Determine how many lines of the material hold the string "utlandet" and reply with only that number.

····················

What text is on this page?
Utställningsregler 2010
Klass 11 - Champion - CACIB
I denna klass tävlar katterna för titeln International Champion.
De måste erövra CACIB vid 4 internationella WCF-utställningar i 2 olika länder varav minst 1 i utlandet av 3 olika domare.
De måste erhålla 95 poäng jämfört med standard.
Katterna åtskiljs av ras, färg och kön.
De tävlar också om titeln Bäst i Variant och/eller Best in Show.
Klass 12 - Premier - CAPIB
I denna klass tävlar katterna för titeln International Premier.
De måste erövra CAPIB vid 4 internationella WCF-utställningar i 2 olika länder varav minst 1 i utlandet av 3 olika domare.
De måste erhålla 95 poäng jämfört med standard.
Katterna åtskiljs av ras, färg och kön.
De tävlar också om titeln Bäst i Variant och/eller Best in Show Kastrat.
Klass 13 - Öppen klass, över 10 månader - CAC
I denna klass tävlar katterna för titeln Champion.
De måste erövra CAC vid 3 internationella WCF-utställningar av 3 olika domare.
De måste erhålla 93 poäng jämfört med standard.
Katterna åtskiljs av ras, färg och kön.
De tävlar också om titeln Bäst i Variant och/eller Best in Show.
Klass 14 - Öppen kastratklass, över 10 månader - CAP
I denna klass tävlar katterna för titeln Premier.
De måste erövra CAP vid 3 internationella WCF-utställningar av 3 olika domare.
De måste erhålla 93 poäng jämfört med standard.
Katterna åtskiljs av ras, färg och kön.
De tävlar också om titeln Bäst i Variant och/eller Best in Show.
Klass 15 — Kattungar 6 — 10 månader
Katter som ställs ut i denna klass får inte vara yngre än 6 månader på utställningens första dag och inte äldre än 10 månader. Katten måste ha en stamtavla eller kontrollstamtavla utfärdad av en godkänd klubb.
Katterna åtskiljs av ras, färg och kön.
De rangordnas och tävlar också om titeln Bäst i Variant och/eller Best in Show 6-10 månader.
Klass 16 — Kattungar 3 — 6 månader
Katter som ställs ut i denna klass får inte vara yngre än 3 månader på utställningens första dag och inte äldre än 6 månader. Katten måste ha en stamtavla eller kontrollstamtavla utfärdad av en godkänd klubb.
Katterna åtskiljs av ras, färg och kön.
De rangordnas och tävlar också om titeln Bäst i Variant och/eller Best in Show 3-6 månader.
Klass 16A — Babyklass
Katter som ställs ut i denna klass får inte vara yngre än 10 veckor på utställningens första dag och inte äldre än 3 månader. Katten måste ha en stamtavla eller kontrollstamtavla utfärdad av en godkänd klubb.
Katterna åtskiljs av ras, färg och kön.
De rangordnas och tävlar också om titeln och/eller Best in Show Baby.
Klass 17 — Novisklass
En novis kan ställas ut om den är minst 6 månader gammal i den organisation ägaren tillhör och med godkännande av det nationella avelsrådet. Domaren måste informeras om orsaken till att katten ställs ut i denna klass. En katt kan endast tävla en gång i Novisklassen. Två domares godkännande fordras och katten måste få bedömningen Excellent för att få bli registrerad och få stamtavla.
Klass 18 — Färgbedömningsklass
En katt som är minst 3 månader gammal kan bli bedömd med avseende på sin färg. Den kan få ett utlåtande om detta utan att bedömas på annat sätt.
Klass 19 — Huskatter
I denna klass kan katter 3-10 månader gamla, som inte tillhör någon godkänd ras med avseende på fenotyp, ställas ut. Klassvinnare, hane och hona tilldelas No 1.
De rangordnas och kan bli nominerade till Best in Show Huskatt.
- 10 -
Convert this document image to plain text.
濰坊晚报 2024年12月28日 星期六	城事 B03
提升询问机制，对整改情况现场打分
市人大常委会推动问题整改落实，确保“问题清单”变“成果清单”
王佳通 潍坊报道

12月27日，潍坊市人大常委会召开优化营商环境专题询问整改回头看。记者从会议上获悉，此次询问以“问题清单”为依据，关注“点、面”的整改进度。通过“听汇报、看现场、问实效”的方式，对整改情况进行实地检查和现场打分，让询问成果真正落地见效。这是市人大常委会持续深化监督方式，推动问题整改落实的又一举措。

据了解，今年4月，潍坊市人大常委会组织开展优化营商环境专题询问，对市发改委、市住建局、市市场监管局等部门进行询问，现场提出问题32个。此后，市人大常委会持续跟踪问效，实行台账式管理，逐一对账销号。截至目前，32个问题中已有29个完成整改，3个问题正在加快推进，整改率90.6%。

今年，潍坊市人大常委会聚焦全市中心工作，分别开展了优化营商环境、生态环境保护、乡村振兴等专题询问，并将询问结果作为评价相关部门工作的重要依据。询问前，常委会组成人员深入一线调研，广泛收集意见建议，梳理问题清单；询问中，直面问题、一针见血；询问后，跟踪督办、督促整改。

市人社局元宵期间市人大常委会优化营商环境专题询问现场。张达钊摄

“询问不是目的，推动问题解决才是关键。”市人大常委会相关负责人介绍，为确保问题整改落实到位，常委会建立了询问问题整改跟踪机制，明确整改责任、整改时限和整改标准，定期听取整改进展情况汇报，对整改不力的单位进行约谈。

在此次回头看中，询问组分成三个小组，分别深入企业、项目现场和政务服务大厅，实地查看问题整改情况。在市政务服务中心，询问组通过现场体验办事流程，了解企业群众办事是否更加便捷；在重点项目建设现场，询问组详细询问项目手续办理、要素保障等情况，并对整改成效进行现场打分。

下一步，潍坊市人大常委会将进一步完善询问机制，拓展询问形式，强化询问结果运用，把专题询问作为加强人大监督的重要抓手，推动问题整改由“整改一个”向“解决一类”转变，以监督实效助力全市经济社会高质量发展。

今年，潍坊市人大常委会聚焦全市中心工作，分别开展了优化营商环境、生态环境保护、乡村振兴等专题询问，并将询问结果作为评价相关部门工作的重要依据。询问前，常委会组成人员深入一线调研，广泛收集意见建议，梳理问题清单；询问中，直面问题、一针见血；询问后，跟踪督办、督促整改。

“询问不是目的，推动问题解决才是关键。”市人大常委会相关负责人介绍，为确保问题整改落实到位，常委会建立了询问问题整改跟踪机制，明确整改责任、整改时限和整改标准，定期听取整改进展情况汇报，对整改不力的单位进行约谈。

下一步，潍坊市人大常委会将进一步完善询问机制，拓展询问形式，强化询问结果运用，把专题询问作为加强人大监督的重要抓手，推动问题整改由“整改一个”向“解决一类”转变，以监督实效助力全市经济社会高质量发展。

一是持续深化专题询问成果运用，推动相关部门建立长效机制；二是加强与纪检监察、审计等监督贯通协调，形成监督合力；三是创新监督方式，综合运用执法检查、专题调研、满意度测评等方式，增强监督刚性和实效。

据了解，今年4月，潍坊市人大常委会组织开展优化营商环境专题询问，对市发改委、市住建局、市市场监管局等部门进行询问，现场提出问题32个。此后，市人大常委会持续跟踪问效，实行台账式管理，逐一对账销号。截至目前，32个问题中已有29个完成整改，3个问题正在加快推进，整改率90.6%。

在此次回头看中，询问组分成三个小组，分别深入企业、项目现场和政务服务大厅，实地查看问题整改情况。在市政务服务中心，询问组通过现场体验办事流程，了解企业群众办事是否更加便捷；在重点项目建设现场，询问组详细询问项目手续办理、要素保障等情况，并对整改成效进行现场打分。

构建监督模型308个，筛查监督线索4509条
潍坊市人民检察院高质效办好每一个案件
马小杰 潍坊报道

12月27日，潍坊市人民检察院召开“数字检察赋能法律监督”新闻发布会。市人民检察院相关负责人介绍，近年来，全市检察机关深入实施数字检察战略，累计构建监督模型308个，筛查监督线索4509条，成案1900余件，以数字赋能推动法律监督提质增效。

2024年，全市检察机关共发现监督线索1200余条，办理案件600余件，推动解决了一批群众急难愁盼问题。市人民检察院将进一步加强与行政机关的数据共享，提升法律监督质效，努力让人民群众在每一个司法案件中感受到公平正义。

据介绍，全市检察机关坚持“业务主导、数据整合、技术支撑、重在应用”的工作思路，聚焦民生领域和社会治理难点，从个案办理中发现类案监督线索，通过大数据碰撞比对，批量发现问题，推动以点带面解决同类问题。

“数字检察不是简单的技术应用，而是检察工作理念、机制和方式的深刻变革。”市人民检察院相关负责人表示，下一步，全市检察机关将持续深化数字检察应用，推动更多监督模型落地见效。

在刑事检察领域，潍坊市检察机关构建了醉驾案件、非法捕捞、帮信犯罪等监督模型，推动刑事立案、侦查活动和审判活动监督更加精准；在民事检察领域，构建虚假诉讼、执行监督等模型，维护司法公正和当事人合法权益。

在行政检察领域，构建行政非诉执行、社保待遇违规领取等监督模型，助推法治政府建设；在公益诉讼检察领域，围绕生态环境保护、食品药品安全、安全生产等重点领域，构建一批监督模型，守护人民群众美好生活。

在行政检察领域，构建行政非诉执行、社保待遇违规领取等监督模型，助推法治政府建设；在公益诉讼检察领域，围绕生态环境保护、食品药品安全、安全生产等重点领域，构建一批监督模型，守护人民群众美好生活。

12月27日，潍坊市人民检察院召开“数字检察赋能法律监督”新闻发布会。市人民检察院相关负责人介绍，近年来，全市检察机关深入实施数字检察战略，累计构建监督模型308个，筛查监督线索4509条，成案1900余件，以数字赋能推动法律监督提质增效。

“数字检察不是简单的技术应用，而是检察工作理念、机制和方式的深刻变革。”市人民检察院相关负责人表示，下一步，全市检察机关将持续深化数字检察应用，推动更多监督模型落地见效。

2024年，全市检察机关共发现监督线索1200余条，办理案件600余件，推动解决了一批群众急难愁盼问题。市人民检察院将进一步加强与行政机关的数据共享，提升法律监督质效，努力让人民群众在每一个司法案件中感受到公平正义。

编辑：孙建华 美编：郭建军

····················

- Expected output -
2